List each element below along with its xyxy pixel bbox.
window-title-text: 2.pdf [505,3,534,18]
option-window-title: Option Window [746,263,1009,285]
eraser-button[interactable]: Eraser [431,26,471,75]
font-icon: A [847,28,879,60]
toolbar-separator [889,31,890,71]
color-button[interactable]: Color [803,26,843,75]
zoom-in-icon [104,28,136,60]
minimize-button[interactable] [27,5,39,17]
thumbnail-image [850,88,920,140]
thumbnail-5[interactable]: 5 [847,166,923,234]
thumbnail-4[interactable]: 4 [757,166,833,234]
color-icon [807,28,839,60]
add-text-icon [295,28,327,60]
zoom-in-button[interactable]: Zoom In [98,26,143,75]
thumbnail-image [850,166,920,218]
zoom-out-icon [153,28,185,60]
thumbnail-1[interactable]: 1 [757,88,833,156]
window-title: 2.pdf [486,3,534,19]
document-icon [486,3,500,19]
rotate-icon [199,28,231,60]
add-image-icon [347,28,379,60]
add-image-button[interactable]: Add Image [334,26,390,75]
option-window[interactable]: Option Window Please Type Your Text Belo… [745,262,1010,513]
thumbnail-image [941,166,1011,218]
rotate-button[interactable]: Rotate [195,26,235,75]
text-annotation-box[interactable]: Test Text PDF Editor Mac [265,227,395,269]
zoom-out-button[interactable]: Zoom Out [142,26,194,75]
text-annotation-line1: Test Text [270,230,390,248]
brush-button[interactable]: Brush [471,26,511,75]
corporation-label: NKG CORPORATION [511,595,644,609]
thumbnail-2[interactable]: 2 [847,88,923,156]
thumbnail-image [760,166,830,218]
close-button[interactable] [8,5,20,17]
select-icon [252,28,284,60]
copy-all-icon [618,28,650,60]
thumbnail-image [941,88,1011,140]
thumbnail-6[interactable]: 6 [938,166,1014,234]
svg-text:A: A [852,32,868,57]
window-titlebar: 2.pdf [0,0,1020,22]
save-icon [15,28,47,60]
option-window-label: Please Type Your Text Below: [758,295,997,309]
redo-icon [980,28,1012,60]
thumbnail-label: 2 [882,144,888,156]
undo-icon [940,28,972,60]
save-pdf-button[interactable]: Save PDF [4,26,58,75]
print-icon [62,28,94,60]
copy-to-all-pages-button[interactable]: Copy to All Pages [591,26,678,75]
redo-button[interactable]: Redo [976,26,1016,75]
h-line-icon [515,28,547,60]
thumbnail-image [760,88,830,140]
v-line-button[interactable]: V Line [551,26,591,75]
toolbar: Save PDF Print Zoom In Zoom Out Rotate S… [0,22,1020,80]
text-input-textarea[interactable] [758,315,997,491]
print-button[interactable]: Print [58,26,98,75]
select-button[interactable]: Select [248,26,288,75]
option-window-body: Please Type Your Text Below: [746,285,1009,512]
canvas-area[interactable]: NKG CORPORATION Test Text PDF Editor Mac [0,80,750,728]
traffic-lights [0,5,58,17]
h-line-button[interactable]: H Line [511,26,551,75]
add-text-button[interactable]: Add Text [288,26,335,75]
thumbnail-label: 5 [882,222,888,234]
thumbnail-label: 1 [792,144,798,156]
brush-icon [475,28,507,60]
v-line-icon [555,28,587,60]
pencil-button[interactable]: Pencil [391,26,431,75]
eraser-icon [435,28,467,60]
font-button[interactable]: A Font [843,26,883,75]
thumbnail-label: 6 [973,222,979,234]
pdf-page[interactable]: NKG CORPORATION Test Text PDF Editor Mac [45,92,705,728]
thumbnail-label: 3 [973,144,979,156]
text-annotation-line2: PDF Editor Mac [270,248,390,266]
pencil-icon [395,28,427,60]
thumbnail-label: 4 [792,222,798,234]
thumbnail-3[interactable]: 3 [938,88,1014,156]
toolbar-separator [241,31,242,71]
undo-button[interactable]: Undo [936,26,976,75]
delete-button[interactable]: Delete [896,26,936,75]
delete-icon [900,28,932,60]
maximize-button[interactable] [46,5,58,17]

** TASK **
Copy out the rows above unchanged, starting at the first row and ending at the row containing "zoom-out-icon [153,28,185,60]", with both of those rows included.

** RESULT FOR THIS TASK **
List each element below along with its xyxy pixel bbox.
window-title-text: 2.pdf [505,3,534,18]
option-window-title: Option Window [746,263,1009,285]
eraser-button[interactable]: Eraser [431,26,471,75]
font-icon: A [847,28,879,60]
toolbar-separator [889,31,890,71]
color-button[interactable]: Color [803,26,843,75]
zoom-in-icon [104,28,136,60]
minimize-button[interactable] [27,5,39,17]
thumbnail-image [850,88,920,140]
thumbnail-5[interactable]: 5 [847,166,923,234]
thumbnail-4[interactable]: 4 [757,166,833,234]
color-icon [807,28,839,60]
add-text-icon [295,28,327,60]
zoom-in-button[interactable]: Zoom In [98,26,143,75]
thumbnail-image [850,166,920,218]
zoom-out-icon [153,28,185,60]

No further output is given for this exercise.